* START Records supplied *

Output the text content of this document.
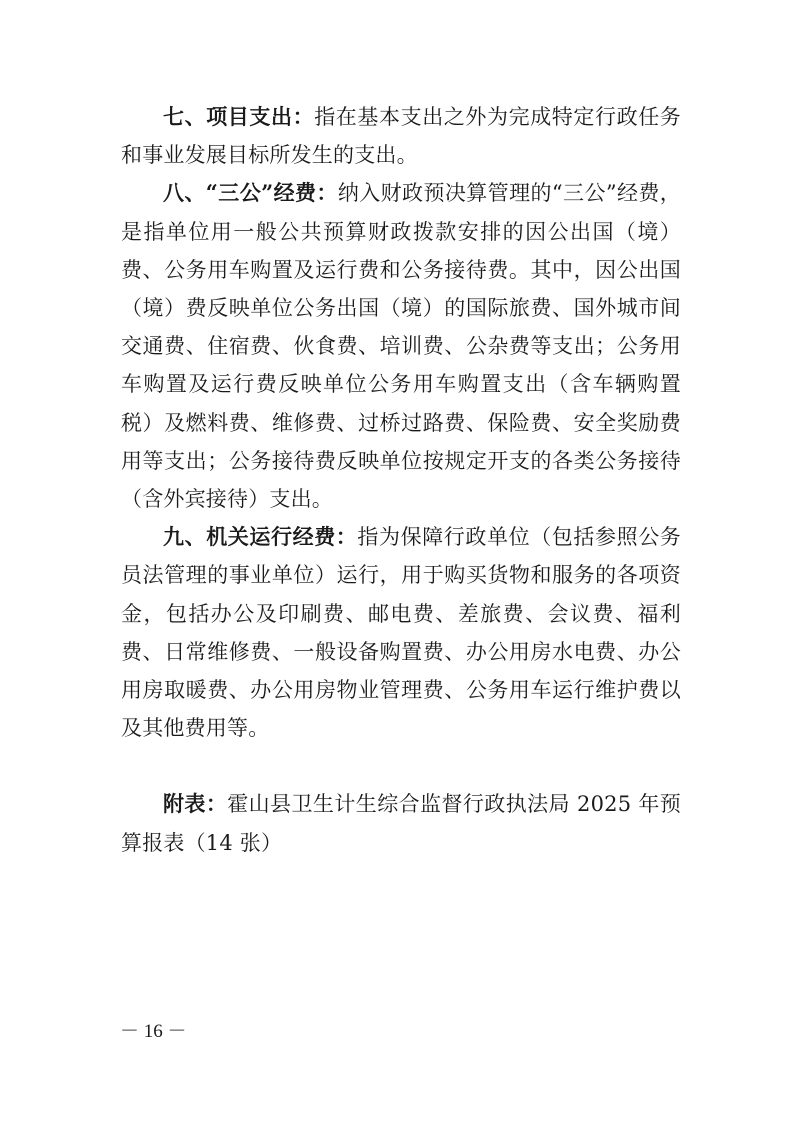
七、项目支出：指在基本支出之外为完成特定行政任务和事业发展目标所发生的支出。

八、“三公”经费：纳入财政预决算管理的“三公”经费，是指单位用一般公共预算财政拨款安排的因公出国（境）费、公务用车购置及运行费和公务接待费。其中，因公出国（境）费反映单位公务出国（境）的国际旅费、国外城市间交通费、住宿费、伙食费、培训费、公杂费等支出；公务用车购置及运行费反映单位公务用车购置支出（含车辆购置税）及燃料费、维修费、过桥过路费、保险费、安全奖励费用等支出；公务接待费反映单位按规定开支的各类公务接待（含外宾接待）支出。

九、机关运行经费：指为保障行政单位（包括参照公务员法管理的事业单位）运行，用于购买货物和服务的各项资金，包括办公及印刷费、邮电费、差旅费、会议费、福利费、日常维修费、一般设备购置费、办公用房水电费、办公用房取暖费、办公用房物业管理费、公务用车运行维护费以及其他费用等。

附表：霍山县卫生计生综合监督行政执法局 2025 年预算报表（14 张）

－ 16 －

* END Records supplied *

Task to complete: With the pictures left out, transcribe the material exactly.

Exercise answer:
Output the text content of this document.
七、项目支出：指在基本支出之外为完成特定行政任务和事业发展目标所发生的支出。

八、“三公”经费：纳入财政预决算管理的“三公”经费，是指单位用一般公共预算财政拨款安排的因公出国（境）费、公务用车购置及运行费和公务接待费。其中，因公出国（境）费反映单位公务出国（境）的国际旅费、国外城市间交通费、住宿费、伙食费、培训费、公杂费等支出；公务用车购置及运行费反映单位公务用车购置支出（含车辆购置税）及燃料费、维修费、过桥过路费、保险费、安全奖励费用等支出；公务接待费反映单位按规定开支的各类公务接待（含外宾接待）支出。

九、机关运行经费：指为保障行政单位（包括参照公务员法管理的事业单位）运行，用于购买货物和服务的各项资金，包括办公及印刷费、邮电费、差旅费、会议费、福利费、日常维修费、一般设备购置费、办公用房水电费、办公用房取暖费、办公用房物业管理费、公务用车运行维护费以及其他费用等。

附表：霍山县卫生计生综合监督行政执法局 2025 年预算报表（14 张）

－ 16 －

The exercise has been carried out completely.